----- Provided information -----

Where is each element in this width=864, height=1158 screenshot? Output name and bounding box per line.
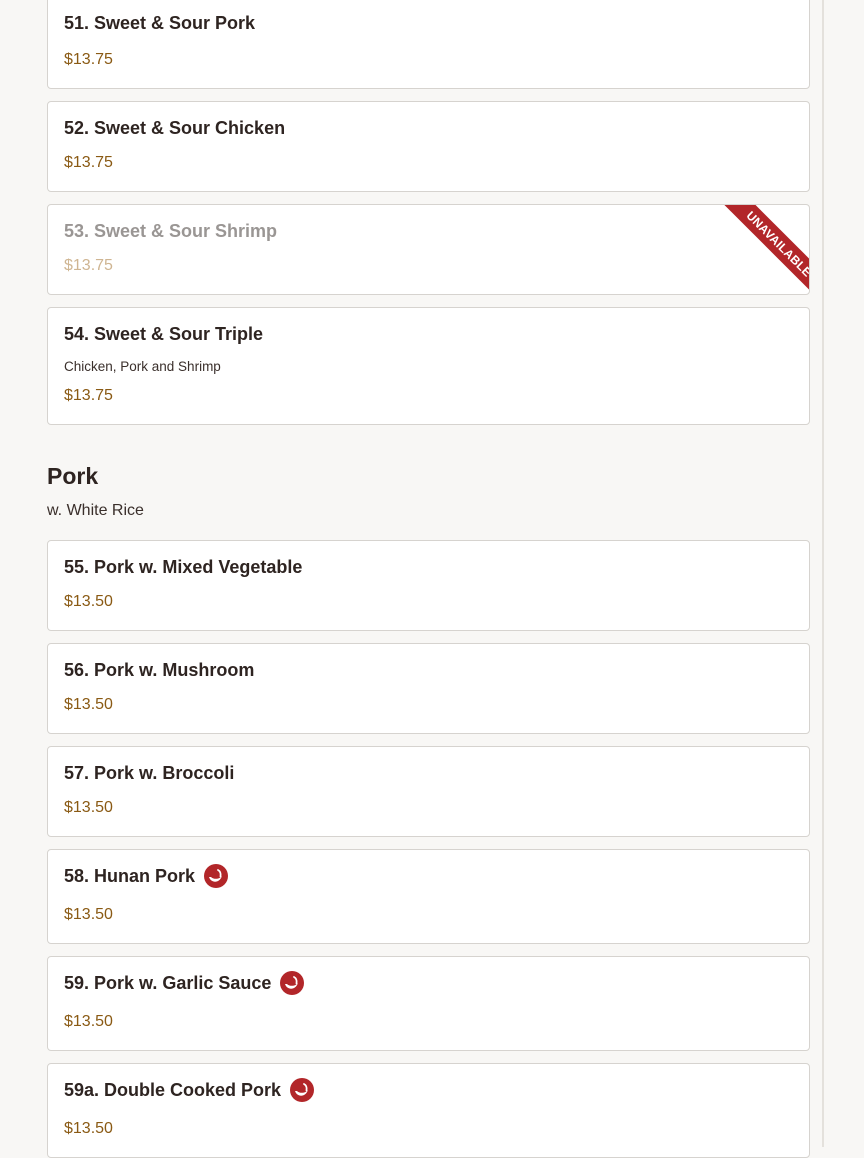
menu-item-card[interactable]: 52. Sweet & Sour Chicken $13.75 <box>47 101 810 192</box>
menu-item-name: 55. Pork w. Mixed Vegetable <box>64 557 303 577</box>
menu-item-card[interactable]: 51. Sweet & Sour Pork $13.75 <box>47 0 810 89</box>
menu-item-name: 51. Sweet & Sour Pork <box>64 13 256 33</box>
menu-item-price: $13.50 <box>64 799 113 816</box>
menu-item-price: $13.50 <box>64 593 113 610</box>
spicy-icon <box>290 1078 315 1102</box>
menu-item-name: 59a. Double Cooked Pork <box>64 1079 282 1100</box>
menu-item-card[interactable]: 59. Pork w. Garlic Sauce $13.50 <box>47 956 810 1051</box>
menu-item-price: $13.75 <box>64 154 113 171</box>
menu-item-card-unavailable[interactable]: 53. Sweet & Sour Shrimp $13.75 UNAVAILAB… <box>47 204 810 295</box>
menu-item-name: 53. Sweet & Sour Shrimp <box>64 221 278 241</box>
menu-item-name: 59. Pork w. Garlic Sauce <box>64 972 272 993</box>
menu-item-card[interactable]: 56. Pork w. Mushroom $13.50 <box>47 643 810 734</box>
menu-item-name-row: 59. Pork w. Garlic Sauce <box>64 971 305 995</box>
spicy-icon <box>280 971 305 995</box>
menu-item-card[interactable]: 59a. Double Cooked Pork $13.50 <box>47 1063 810 1158</box>
section-subtitle: w. White Rice <box>47 502 144 519</box>
menu-item-price: $13.50 <box>64 696 113 713</box>
menu-item-name-row: 58. Hunan Pork <box>64 864 229 888</box>
menu-item-name: 54. Sweet & Sour Triple <box>64 324 264 344</box>
menu-item-name: 56. Pork w. Mushroom <box>64 660 255 680</box>
unavailable-badge: UNAVAILABLE <box>721 205 809 294</box>
unavailable-ribbon: UNAVAILABLE <box>715 205 809 294</box>
menu-item-name: 52. Sweet & Sour Chicken <box>64 118 286 138</box>
spicy-icon <box>204 864 229 888</box>
menu-item-name-row: 59a. Double Cooked Pork <box>64 1078 315 1102</box>
menu-item-price: $13.75 <box>64 51 113 68</box>
page-right-border <box>822 0 824 1147</box>
menu-item-card[interactable]: 55. Pork w. Mixed Vegetable $13.50 <box>47 540 810 631</box>
menu-item-description: Chicken, Pork and Shrimp <box>64 359 221 374</box>
menu-item-price: $13.75 <box>64 257 113 274</box>
menu-item-card[interactable]: 58. Hunan Pork $13.50 <box>47 849 810 944</box>
menu-item-name: 58. Hunan Pork <box>64 865 196 886</box>
menu-item-price: $13.50 <box>64 1013 113 1030</box>
menu-item-card[interactable]: 54. Sweet & Sour Triple Chicken, Pork an… <box>47 307 810 425</box>
menu-item-price: $13.75 <box>64 387 113 404</box>
menu-item-card[interactable]: 57. Pork w. Broccoli $13.50 <box>47 746 810 837</box>
menu-item-name: 57. Pork w. Broccoli <box>64 763 235 783</box>
menu-item-price: $13.50 <box>64 1120 113 1137</box>
section-title: Pork <box>47 463 99 489</box>
menu-item-price: $13.50 <box>64 906 113 923</box>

-----

Stated goal: Retype the lines of every row above exactly as they appear, leaving out the pictures.

Exercise output:
Where is each element in this width=864, height=1158 screenshot? Output name and bounding box per line.
menu-item-card[interactable]: 52. Sweet & Sour Chicken $13.75 <box>47 101 810 192</box>
menu-item-name: 55. Pork w. Mixed Vegetable <box>64 557 303 577</box>
menu-item-card[interactable]: 51. Sweet & Sour Pork $13.75 <box>47 0 810 89</box>
menu-item-name: 51. Sweet & Sour Pork <box>64 13 256 33</box>
menu-item-price: $13.50 <box>64 799 113 816</box>
menu-item-price: $13.50 <box>64 593 113 610</box>
spicy-icon <box>290 1078 315 1102</box>
menu-item-name: 59a. Double Cooked Pork <box>64 1079 282 1100</box>
menu-item-card[interactable]: 59. Pork w. Garlic Sauce $13.50 <box>47 956 810 1051</box>
menu-item-price: $13.75 <box>64 154 113 171</box>
menu-item-card-unavailable[interactable]: 53. Sweet & Sour Shrimp $13.75 UNAVAILAB… <box>47 204 810 295</box>
menu-item-name: 53. Sweet & Sour Shrimp <box>64 221 278 241</box>
menu-item-name: 59. Pork w. Garlic Sauce <box>64 972 272 993</box>
menu-item-card[interactable]: 56. Pork w. Mushroom $13.50 <box>47 643 810 734</box>
menu-item-name-row: 59. Pork w. Garlic Sauce <box>64 971 305 995</box>
spicy-icon <box>280 971 305 995</box>
menu-item-card[interactable]: 59a. Double Cooked Pork $13.50 <box>47 1063 810 1158</box>
section-subtitle: w. White Rice <box>47 502 144 519</box>
menu-item-price: $13.50 <box>64 696 113 713</box>
menu-item-name-row: 58. Hunan Pork <box>64 864 229 888</box>
menu-item-name: 54. Sweet & Sour Triple <box>64 324 264 344</box>
menu-item-name: 56. Pork w. Mushroom <box>64 660 255 680</box>
unavailable-badge: UNAVAILABLE <box>721 205 809 294</box>
unavailable-ribbon: UNAVAILABLE <box>715 205 809 294</box>
menu-item-name: 52. Sweet & Sour Chicken <box>64 118 286 138</box>
spicy-icon <box>204 864 229 888</box>
menu-item-name-row: 59a. Double Cooked Pork <box>64 1078 315 1102</box>
menu-item-price: $13.75 <box>64 51 113 68</box>
page-right-border <box>822 0 824 1147</box>
menu-item-card[interactable]: 55. Pork w. Mixed Vegetable $13.50 <box>47 540 810 631</box>
menu-item-description: Chicken, Pork and Shrimp <box>64 359 221 374</box>
menu-item-price: $13.75 <box>64 257 113 274</box>
menu-item-card[interactable]: 58. Hunan Pork $13.50 <box>47 849 810 944</box>
menu-item-name: 58. Hunan Pork <box>64 865 196 886</box>
menu-item-price: $13.50 <box>64 1013 113 1030</box>
menu-item-card[interactable]: 54. Sweet & Sour Triple Chicken, Pork an… <box>47 307 810 425</box>
menu-item-price: $13.75 <box>64 387 113 404</box>
menu-item-card[interactable]: 57. Pork w. Broccoli $13.50 <box>47 746 810 837</box>
menu-item-name: 57. Pork w. Broccoli <box>64 763 235 783</box>
menu-item-price: $13.50 <box>64 1120 113 1137</box>
section-title: Pork <box>47 463 99 489</box>
menu-item-price: $13.50 <box>64 906 113 923</box>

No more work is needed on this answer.